> _Exercise goal_: Check every line of the material below for "JSON". Give the number of lines that have it, and only that.

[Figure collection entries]

________________

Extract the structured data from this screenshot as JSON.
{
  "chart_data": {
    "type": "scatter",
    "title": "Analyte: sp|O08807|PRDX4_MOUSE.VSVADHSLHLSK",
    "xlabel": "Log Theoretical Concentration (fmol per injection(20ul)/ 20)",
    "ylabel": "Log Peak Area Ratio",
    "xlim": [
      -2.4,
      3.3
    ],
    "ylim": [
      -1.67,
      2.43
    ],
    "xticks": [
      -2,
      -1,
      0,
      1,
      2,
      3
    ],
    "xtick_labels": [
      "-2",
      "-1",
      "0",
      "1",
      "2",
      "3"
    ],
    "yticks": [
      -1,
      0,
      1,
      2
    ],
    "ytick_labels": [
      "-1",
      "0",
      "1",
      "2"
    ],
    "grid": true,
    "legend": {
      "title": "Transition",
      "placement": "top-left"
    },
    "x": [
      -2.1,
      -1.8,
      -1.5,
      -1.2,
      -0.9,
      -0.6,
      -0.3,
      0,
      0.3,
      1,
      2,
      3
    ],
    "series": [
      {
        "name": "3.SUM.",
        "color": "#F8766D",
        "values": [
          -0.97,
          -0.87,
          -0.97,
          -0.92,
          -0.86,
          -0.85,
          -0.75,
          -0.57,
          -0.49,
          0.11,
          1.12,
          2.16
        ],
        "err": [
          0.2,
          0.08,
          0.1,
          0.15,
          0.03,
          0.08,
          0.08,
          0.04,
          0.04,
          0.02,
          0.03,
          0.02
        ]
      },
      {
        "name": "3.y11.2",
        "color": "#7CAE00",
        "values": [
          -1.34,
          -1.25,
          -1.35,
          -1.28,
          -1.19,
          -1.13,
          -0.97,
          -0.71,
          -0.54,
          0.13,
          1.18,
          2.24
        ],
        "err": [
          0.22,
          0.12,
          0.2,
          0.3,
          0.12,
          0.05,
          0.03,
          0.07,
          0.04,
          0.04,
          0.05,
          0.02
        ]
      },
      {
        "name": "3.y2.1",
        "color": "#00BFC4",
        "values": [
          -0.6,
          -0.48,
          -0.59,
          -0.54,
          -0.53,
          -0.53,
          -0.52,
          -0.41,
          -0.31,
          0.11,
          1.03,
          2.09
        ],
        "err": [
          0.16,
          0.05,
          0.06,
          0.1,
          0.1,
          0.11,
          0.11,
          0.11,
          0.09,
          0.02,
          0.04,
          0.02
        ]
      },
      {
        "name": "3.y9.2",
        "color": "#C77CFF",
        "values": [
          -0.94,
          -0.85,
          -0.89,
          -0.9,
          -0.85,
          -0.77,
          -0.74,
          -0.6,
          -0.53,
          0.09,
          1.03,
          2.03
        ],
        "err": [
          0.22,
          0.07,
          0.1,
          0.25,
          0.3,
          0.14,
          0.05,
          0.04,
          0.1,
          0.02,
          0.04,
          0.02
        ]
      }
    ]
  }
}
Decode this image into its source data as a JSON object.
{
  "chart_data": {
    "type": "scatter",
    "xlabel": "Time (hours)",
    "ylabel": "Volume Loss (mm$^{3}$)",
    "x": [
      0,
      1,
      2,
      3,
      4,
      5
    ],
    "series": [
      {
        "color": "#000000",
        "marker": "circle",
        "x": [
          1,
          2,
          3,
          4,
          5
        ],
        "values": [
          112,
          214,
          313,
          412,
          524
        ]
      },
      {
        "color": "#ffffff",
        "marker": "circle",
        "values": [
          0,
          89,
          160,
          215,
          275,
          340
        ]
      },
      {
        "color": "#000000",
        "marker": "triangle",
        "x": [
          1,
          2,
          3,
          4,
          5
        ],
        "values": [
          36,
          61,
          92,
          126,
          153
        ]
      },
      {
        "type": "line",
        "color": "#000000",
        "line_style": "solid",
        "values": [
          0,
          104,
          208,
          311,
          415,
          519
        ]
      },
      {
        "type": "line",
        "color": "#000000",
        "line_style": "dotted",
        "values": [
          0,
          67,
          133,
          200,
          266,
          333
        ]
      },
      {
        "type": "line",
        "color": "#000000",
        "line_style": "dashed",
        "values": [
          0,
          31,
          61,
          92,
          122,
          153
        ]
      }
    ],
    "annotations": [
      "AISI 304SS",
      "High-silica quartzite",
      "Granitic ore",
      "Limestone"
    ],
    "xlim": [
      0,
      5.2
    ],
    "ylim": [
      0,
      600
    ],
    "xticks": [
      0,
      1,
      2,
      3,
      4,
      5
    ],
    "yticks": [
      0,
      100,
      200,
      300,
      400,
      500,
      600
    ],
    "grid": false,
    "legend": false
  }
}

________________

> _Finished answer_: 2